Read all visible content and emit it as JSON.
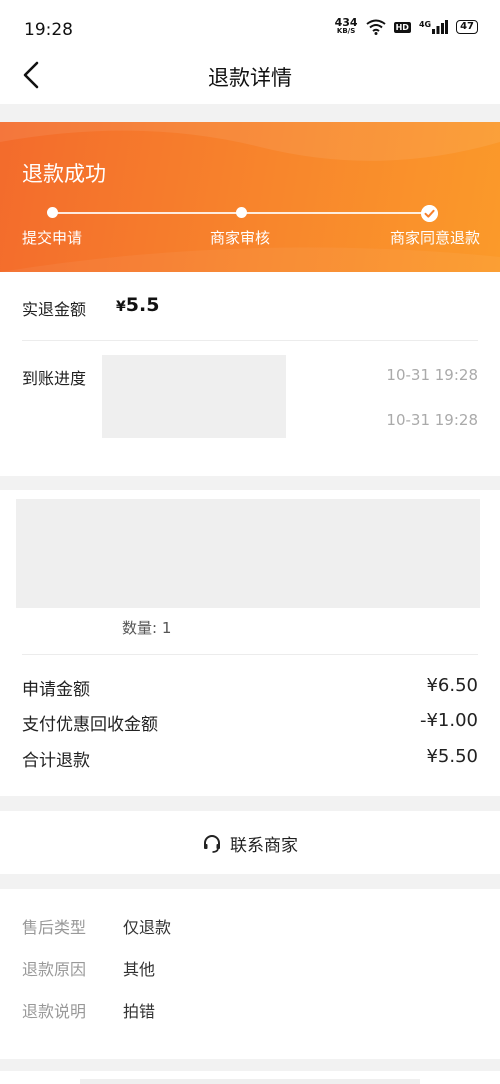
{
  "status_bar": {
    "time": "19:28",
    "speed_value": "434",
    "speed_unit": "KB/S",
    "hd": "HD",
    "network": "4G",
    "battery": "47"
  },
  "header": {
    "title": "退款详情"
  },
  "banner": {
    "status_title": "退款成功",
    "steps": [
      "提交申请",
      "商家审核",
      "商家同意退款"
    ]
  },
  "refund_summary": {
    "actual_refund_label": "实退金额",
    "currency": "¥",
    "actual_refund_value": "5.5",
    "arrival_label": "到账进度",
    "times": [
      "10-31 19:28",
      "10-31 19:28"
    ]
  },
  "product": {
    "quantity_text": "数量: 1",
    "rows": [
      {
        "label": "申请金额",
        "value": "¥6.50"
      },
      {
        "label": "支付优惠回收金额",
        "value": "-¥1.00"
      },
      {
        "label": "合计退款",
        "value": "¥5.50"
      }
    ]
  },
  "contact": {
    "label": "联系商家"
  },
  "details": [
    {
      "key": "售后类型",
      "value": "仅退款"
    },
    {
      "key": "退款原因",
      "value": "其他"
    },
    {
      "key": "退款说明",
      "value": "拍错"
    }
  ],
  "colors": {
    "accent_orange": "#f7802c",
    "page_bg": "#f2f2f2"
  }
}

———

** Aim **
Transcribe the whole listing exactly. Pictures stay out of your copy.

** Solution for this exercise **
Read all visible content and emit it as JSON.
{
  "status_bar": {
    "time": "19:28",
    "speed_value": "434",
    "speed_unit": "KB/S",
    "hd": "HD",
    "network": "4G",
    "battery": "47"
  },
  "header": {
    "title": "退款详情"
  },
  "banner": {
    "status_title": "退款成功",
    "steps": [
      "提交申请",
      "商家审核",
      "商家同意退款"
    ]
  },
  "refund_summary": {
    "actual_refund_label": "实退金额",
    "currency": "¥",
    "actual_refund_value": "5.5",
    "arrival_label": "到账进度",
    "times": [
      "10-31 19:28",
      "10-31 19:28"
    ]
  },
  "product": {
    "quantity_text": "数量: 1",
    "rows": [
      {
        "label": "申请金额",
        "value": "¥6.50"
      },
      {
        "label": "支付优惠回收金额",
        "value": "-¥1.00"
      },
      {
        "label": "合计退款",
        "value": "¥5.50"
      }
    ]
  },
  "contact": {
    "label": "联系商家"
  },
  "details": [
    {
      "key": "售后类型",
      "value": "仅退款"
    },
    {
      "key": "退款原因",
      "value": "其他"
    },
    {
      "key": "退款说明",
      "value": "拍错"
    }
  ],
  "colors": {
    "accent_orange": "#f7802c",
    "page_bg": "#f2f2f2"
  }
}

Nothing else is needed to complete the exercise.